_EXERCISE GOAL_:
Below are the records; pull every line that includes "Staffing".

## BEGIN SUPPLIED INFORMATION

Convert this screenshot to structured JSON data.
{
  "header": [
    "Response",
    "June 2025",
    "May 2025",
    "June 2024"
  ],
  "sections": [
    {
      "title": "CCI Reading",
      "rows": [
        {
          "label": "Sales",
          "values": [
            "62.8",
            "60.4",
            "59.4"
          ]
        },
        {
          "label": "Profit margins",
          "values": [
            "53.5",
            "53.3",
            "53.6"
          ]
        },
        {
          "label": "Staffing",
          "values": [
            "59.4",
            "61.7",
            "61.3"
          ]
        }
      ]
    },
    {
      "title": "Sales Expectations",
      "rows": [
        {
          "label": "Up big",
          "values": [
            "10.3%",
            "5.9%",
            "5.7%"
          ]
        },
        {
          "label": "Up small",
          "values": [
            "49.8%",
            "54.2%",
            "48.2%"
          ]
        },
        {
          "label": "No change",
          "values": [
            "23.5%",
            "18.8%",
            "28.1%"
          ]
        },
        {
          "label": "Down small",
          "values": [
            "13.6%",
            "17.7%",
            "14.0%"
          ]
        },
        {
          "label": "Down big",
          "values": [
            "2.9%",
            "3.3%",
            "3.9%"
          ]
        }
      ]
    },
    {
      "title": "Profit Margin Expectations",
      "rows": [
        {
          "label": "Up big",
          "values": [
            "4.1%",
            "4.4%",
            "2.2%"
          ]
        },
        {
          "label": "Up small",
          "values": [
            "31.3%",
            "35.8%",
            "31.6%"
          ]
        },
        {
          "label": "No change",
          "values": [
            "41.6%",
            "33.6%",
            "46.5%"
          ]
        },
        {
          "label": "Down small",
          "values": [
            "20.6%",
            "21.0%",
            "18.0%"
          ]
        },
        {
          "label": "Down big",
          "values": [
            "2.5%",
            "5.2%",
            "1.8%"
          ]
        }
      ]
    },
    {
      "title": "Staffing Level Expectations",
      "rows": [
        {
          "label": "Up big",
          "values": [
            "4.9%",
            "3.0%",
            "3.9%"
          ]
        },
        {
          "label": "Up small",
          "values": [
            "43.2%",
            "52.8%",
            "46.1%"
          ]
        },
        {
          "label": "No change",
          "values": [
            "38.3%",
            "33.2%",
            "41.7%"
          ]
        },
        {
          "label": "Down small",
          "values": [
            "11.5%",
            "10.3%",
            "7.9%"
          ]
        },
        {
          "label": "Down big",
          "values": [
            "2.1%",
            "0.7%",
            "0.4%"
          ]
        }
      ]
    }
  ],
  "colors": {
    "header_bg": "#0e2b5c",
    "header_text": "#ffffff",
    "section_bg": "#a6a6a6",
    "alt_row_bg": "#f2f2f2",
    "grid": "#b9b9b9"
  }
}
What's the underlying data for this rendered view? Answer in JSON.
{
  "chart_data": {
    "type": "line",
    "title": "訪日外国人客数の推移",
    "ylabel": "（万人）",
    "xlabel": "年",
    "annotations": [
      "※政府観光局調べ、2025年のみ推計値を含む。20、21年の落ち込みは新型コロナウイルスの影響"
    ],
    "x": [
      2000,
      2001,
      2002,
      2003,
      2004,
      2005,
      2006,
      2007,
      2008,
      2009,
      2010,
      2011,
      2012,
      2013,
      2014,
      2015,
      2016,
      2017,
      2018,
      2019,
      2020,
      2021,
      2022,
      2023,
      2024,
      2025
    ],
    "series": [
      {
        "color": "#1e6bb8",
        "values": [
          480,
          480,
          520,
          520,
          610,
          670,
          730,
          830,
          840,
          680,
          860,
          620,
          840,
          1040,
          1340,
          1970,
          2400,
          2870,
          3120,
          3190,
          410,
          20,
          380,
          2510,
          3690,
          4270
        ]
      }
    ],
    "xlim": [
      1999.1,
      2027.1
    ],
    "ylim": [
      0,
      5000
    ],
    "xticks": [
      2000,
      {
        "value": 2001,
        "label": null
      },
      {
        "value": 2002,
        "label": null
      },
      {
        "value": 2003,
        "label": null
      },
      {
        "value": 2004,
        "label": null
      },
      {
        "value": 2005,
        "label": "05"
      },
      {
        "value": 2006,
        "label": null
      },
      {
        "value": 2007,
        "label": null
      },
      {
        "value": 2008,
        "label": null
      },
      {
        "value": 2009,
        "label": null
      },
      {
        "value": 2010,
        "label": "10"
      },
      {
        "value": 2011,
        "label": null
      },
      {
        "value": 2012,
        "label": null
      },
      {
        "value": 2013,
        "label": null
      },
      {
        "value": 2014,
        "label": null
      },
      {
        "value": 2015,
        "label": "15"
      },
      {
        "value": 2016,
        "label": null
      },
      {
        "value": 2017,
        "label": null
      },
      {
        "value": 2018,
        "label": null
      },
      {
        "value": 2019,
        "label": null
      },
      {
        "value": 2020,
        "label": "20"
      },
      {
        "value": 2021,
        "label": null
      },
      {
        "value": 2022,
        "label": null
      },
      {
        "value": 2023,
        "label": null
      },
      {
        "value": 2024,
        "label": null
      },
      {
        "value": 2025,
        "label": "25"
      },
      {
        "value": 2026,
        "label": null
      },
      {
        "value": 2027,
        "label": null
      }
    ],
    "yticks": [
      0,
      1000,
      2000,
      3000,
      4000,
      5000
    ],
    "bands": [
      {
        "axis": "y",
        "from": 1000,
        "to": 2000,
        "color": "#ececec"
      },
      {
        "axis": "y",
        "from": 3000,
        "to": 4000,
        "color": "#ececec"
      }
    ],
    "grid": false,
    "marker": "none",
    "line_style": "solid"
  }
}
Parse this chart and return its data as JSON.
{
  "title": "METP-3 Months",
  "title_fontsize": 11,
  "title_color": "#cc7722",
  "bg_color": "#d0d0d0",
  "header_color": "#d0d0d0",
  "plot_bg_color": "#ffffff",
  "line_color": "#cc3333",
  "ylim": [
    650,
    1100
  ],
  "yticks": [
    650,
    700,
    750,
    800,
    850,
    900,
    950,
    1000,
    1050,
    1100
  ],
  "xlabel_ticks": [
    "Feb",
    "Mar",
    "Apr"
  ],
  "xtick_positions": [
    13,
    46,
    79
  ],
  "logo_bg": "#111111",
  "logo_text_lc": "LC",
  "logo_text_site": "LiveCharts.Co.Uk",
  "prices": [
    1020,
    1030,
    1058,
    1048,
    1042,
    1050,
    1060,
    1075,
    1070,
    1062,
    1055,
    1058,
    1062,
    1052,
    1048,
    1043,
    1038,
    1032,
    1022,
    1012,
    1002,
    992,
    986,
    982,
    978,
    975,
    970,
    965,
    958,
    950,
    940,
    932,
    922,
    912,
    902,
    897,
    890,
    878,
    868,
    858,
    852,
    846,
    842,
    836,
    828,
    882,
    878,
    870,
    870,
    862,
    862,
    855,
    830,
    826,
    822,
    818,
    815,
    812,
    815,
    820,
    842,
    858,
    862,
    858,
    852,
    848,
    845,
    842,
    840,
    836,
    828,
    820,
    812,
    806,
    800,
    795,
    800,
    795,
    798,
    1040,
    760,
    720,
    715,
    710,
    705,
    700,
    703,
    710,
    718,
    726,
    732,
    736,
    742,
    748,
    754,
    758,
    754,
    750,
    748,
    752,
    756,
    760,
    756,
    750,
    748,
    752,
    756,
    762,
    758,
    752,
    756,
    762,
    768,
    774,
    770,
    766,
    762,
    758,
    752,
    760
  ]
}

## END SUPPLIED INFORMATION

_RESPONSE_:
          "label": "Staffing",
      "title": "Staffing Level Expectations",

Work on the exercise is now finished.